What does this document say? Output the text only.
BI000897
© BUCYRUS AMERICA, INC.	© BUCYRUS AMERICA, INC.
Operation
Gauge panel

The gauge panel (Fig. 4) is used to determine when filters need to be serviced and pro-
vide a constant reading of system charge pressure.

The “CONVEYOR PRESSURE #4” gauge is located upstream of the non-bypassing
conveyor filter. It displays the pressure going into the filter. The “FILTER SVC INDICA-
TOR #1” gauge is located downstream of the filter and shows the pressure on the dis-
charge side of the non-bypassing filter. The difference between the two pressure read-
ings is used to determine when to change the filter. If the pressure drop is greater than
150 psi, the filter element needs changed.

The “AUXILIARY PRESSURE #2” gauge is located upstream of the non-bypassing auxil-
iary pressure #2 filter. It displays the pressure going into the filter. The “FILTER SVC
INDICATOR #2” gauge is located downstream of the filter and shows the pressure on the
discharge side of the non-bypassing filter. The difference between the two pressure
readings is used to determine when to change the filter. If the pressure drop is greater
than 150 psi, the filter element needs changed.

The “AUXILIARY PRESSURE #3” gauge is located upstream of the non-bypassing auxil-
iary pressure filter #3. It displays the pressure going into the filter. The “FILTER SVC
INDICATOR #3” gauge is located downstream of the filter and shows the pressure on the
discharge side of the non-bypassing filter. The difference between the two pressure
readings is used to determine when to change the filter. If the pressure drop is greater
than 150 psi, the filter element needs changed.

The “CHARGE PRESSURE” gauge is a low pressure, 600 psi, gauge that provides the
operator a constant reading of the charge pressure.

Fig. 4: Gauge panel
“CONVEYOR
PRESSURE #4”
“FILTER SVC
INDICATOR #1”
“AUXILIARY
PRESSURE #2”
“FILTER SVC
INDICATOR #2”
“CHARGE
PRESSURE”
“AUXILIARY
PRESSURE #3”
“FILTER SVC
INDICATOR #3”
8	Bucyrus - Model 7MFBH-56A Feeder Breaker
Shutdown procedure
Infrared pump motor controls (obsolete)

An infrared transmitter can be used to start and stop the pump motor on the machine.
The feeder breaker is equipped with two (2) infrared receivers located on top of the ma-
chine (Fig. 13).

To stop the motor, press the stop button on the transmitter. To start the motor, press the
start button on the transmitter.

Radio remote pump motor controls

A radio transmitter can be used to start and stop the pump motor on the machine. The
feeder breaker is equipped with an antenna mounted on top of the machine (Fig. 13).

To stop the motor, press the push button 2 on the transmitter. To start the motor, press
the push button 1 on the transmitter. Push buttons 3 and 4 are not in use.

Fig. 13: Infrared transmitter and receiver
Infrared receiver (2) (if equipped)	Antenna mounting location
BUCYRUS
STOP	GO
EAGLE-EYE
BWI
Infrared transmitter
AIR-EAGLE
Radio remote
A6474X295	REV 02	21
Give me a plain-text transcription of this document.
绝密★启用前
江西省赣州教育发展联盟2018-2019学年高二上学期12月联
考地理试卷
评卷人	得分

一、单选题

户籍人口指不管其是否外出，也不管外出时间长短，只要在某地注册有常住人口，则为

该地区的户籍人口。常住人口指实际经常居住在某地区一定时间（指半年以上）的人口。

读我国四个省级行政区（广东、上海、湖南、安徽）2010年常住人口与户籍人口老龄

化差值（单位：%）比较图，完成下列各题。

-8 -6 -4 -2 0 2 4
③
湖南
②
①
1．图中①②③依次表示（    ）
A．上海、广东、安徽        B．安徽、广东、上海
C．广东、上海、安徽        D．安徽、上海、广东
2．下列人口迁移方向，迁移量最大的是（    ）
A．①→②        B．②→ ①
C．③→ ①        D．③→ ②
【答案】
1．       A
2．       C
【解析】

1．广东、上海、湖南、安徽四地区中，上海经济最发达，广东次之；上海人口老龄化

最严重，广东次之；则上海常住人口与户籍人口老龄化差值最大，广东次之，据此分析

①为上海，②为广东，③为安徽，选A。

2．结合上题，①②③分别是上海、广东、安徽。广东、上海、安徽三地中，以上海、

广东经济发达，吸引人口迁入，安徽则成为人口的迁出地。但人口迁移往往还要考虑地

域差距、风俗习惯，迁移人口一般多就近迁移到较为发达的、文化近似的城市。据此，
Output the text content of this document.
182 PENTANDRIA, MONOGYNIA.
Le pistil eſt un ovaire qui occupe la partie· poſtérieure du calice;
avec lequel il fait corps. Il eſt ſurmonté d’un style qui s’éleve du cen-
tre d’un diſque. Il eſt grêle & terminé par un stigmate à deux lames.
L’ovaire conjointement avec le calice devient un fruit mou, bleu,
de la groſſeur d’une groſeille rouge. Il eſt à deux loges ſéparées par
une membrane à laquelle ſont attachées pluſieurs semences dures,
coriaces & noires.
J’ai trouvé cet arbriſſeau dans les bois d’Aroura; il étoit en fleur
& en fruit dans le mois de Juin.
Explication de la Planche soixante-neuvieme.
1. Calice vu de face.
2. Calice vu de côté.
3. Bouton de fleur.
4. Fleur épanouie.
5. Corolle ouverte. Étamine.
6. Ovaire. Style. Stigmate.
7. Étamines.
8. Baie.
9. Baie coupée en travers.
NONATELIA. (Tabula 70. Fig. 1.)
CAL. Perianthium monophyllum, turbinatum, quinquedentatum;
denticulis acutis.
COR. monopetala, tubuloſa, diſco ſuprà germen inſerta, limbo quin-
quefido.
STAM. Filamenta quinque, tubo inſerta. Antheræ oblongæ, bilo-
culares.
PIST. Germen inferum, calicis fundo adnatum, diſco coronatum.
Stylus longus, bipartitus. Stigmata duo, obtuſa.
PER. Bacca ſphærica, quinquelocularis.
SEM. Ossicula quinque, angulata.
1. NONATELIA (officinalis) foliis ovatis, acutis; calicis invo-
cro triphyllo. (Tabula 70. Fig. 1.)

◇ ◇ ◇ ◇ ◇ ◇ ◇

→ **What the task requires**
Print every record above exactly as written.

→ **Complete response**
What does this document say? Output the text only.
BI000897
© BUCYRUS AMERICA, INC.	© BUCYRUS AMERICA, INC.
Operation
Gauge panel

The gauge panel (Fig. 4) is used to determine when filters need to be serviced and pro-
vide a constant reading of system charge pressure.

The “CONVEYOR PRESSURE #4” gauge is located upstream of the non-bypassing
conveyor filter. It displays the pressure going into the filter. The “FILTER SVC INDICA-
TOR #1” gauge is located downstream of the filter and shows the pressure on the dis-
charge side of the non-bypassing filter. The difference between the two pressure read-
ings is used to determine when to change the filter. If the pressure drop is greater than
150 psi, the filter element needs changed.

The “AUXILIARY PRESSURE #2” gauge is located upstream of the non-bypassing auxil-
iary pressure #2 filter. It displays the pressure going into the filter. The “FILTER SVC
INDICATOR #2” gauge is located downstream of the filter and shows the pressure on the
discharge side of the non-bypassing filter. The difference between the two pressure
readings is used to determine when to change the filter. If the pressure drop is greater
than 150 psi, the filter element needs changed.

The “AUXILIARY PRESSURE #3” gauge is located upstream of the non-bypassing auxil-
iary pressure filter #3. It displays the pressure going into the filter. The “FILTER SVC
INDICATOR #3” gauge is located downstream of the filter and shows the pressure on the
discharge side of the non-bypassing filter. The difference between the two pressure
readings is used to determine when to change the filter. If the pressure drop is greater
than 150 psi, the filter element needs changed.

The “CHARGE PRESSURE” gauge is a low pressure, 600 psi, gauge that provides the
operator a constant reading of the charge pressure.

Fig. 4: Gauge panel
“CONVEYOR
PRESSURE #4”
“FILTER SVC
INDICATOR #1”
“AUXILIARY
PRESSURE #2”
“FILTER SVC
INDICATOR #2”
“CHARGE
PRESSURE”
“AUXILIARY
PRESSURE #3”
“FILTER SVC
INDICATOR #3”
8	Bucyrus - Model 7MFBH-56A Feeder Breaker
Shutdown procedure
Infrared pump motor controls (obsolete)

An infrared transmitter can be used to start and stop the pump motor on the machine.
The feeder breaker is equipped with two (2) infrared receivers located on top of the ma-
chine (Fig. 13).

To stop the motor, press the stop button on the transmitter. To start the motor, press the
start button on the transmitter.

Radio remote pump motor controls

A radio transmitter can be used to start and stop the pump motor on the machine. The
feeder breaker is equipped with an antenna mounted on top of the machine (Fig. 13).

To stop the motor, press the push button 2 on the transmitter. To start the motor, press
the push button 1 on the transmitter. Push buttons 3 and 4 are not in use.

Fig. 13: Infrared transmitter and receiver
Infrared receiver (2) (if equipped)	Antenna mounting location
BUCYRUS
STOP	GO
EAGLE-EYE
BWI
Infrared transmitter
AIR-EAGLE
Radio remote
A6474X295	REV 02	21
Give me a plain-text transcription of this document.
绝密★启用前
江西省赣州教育发展联盟2018-2019学年高二上学期12月联
考地理试卷
评卷人	得分

一、单选题

户籍人口指不管其是否外出，也不管外出时间长短，只要在某地注册有常住人口，则为

该地区的户籍人口。常住人口指实际经常居住在某地区一定时间（指半年以上）的人口。

读我国四个省级行政区（广东、上海、湖南、安徽）2010年常住人口与户籍人口老龄

化差值（单位：%）比较图，完成下列各题。

-8 -6 -4 -2 0 2 4
③
湖南
②
①
1．图中①②③依次表示（    ）
A．上海、广东、安徽        B．安徽、广东、上海
C．广东、上海、安徽        D．安徽、上海、广东
2．下列人口迁移方向，迁移量最大的是（    ）
A．①→②        B．②→ ①
C．③→ ①        D．③→ ②
【答案】
1．       A
2．       C
【解析】

1．广东、上海、湖南、安徽四地区中，上海经济最发达，广东次之；上海人口老龄化

最严重，广东次之；则上海常住人口与户籍人口老龄化差值最大，广东次之，据此分析

①为上海，②为广东，③为安徽，选A。

2．结合上题，①②③分别是上海、广东、安徽。广东、上海、安徽三地中，以上海、

广东经济发达，吸引人口迁入，安徽则成为人口的迁出地。但人口迁移往往还要考虑地

域差距、风俗习惯，迁移人口一般多就近迁移到较为发达的、文化近似的城市。据此，
Output the text content of this document.
182 PENTANDRIA, MONOGYNIA.
Le pistil eſt un ovaire qui occupe la partie· poſtérieure du calice;
avec lequel il fait corps. Il eſt ſurmonté d’un style qui s’éleve du cen-
tre d’un diſque. Il eſt grêle & terminé par un stigmate à deux lames.
L’ovaire conjointement avec le calice devient un fruit mou, bleu,
de la groſſeur d’une groſeille rouge. Il eſt à deux loges ſéparées par
une membrane à laquelle ſont attachées pluſieurs semences dures,
coriaces & noires.
J’ai trouvé cet arbriſſeau dans les bois d’Aroura; il étoit en fleur
& en fruit dans le mois de Juin.
Explication de la Planche soixante-neuvieme.
1. Calice vu de face.
2. Calice vu de côté.
3. Bouton de fleur.
4. Fleur épanouie.
5. Corolle ouverte. Étamine.
6. Ovaire. Style. Stigmate.
7. Étamines.
8. Baie.
9. Baie coupée en travers.
NONATELIA. (Tabula 70. Fig. 1.)
CAL. Perianthium monophyllum, turbinatum, quinquedentatum;
denticulis acutis.
COR. monopetala, tubuloſa, diſco ſuprà germen inſerta, limbo quin-
quefido.
STAM. Filamenta quinque, tubo inſerta. Antheræ oblongæ, bilo-
culares.
PIST. Germen inferum, calicis fundo adnatum, diſco coronatum.
Stylus longus, bipartitus. Stigmata duo, obtuſa.
PER. Bacca ſphærica, quinquelocularis.
SEM. Ossicula quinque, angulata.
1. NONATELIA (officinalis) foliis ovatis, acutis; calicis invo-
cro triphyllo. (Tabula 70. Fig. 1.)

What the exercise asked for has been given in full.